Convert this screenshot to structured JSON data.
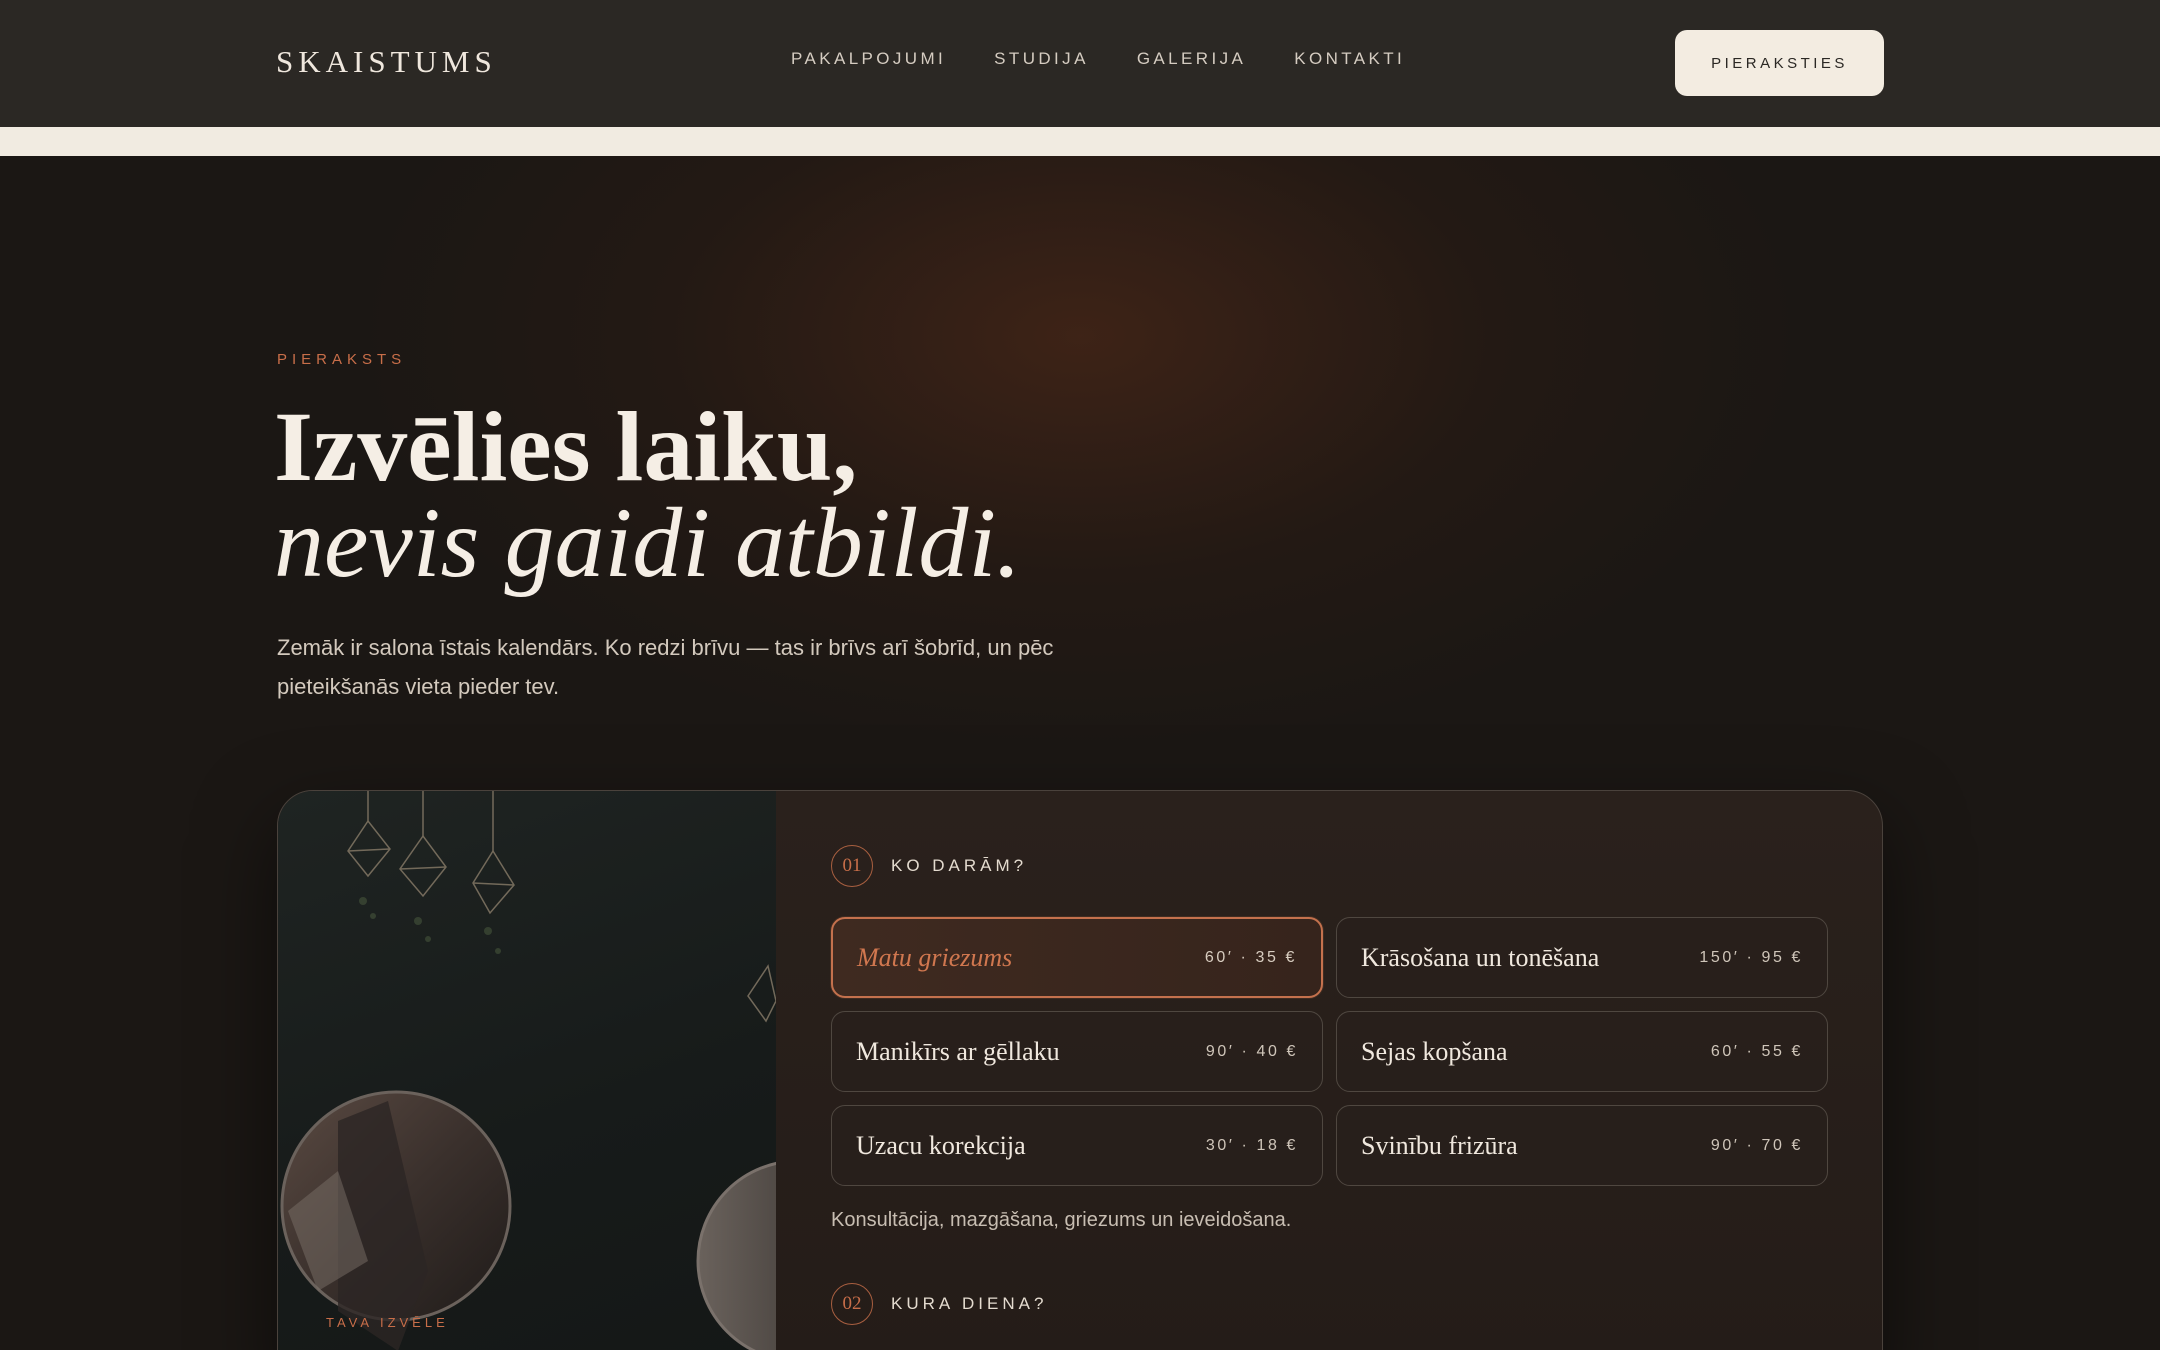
{
  "header": {
    "logo": "SKAISTUMS",
    "nav": [
      "PAKALPOJUMI",
      "STUDIJA",
      "GALERIJA",
      "KONTAKTI"
    ],
    "cta": "PIERAKSTIES"
  },
  "hero": {
    "eyebrow": "PIERAKSTS",
    "headline_line1": "Izvēlies laiku,",
    "headline_line2": "nevis gaidi atbildi.",
    "lead": "Zemāk ir salona īstais kalendārs. Ko redzi brīvu — tas ir brīvs arī šobrīd, un pēc pieteikšanās vieta pieder tev."
  },
  "booking": {
    "photo_caption": "TAVA IZVĒLE",
    "step1": {
      "number": "01",
      "label": "KO DARĀM?"
    },
    "services": [
      {
        "name": "Matu griezums",
        "meta": "60′ · 35 €",
        "selected": true
      },
      {
        "name": "Krāsošana un tonēšana",
        "meta": "150′ · 95 €",
        "selected": false
      },
      {
        "name": "Manikīrs ar gēllaku",
        "meta": "90′ · 40 €",
        "selected": false
      },
      {
        "name": "Sejas kopšana",
        "meta": "60′ · 55 €",
        "selected": false
      },
      {
        "name": "Uzacu korekcija",
        "meta": "30′ · 18 €",
        "selected": false
      },
      {
        "name": "Svinību frizūra",
        "meta": "90′ · 70 €",
        "selected": false
      }
    ],
    "service_description": "Konsultācija, mazgāšana, griezums un ieveidošana.",
    "step2": {
      "number": "02",
      "label": "KURA DIENA?"
    }
  },
  "colors": {
    "accent": "#c86e49",
    "header_bg": "#2b2824",
    "page_bg": "#1b1714",
    "cream": "#f1ebe1"
  }
}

> **Task goal**
Give every record back exactly as it reads, with no images.

> **Written solution**
Convert this screenshot to structured JSON data.
{
  "header": {
    "logo": "SKAISTUMS",
    "nav": [
      "PAKALPOJUMI",
      "STUDIJA",
      "GALERIJA",
      "KONTAKTI"
    ],
    "cta": "PIERAKSTIES"
  },
  "hero": {
    "eyebrow": "PIERAKSTS",
    "headline_line1": "Izvēlies laiku,",
    "headline_line2": "nevis gaidi atbildi.",
    "lead": "Zemāk ir salona īstais kalendārs. Ko redzi brīvu — tas ir brīvs arī šobrīd, un pēc pieteikšanās vieta pieder tev."
  },
  "booking": {
    "photo_caption": "TAVA IZVĒLE",
    "step1": {
      "number": "01",
      "label": "KO DARĀM?"
    },
    "services": [
      {
        "name": "Matu griezums",
        "meta": "60′ · 35 €",
        "selected": true
      },
      {
        "name": "Krāsošana un tonēšana",
        "meta": "150′ · 95 €",
        "selected": false
      },
      {
        "name": "Manikīrs ar gēllaku",
        "meta": "90′ · 40 €",
        "selected": false
      },
      {
        "name": "Sejas kopšana",
        "meta": "60′ · 55 €",
        "selected": false
      },
      {
        "name": "Uzacu korekcija",
        "meta": "30′ · 18 €",
        "selected": false
      },
      {
        "name": "Svinību frizūra",
        "meta": "90′ · 70 €",
        "selected": false
      }
    ],
    "service_description": "Konsultācija, mazgāšana, griezums un ieveidošana.",
    "step2": {
      "number": "02",
      "label": "KURA DIENA?"
    }
  },
  "colors": {
    "accent": "#c86e49",
    "header_bg": "#2b2824",
    "page_bg": "#1b1714",
    "cream": "#f1ebe1"
  }
}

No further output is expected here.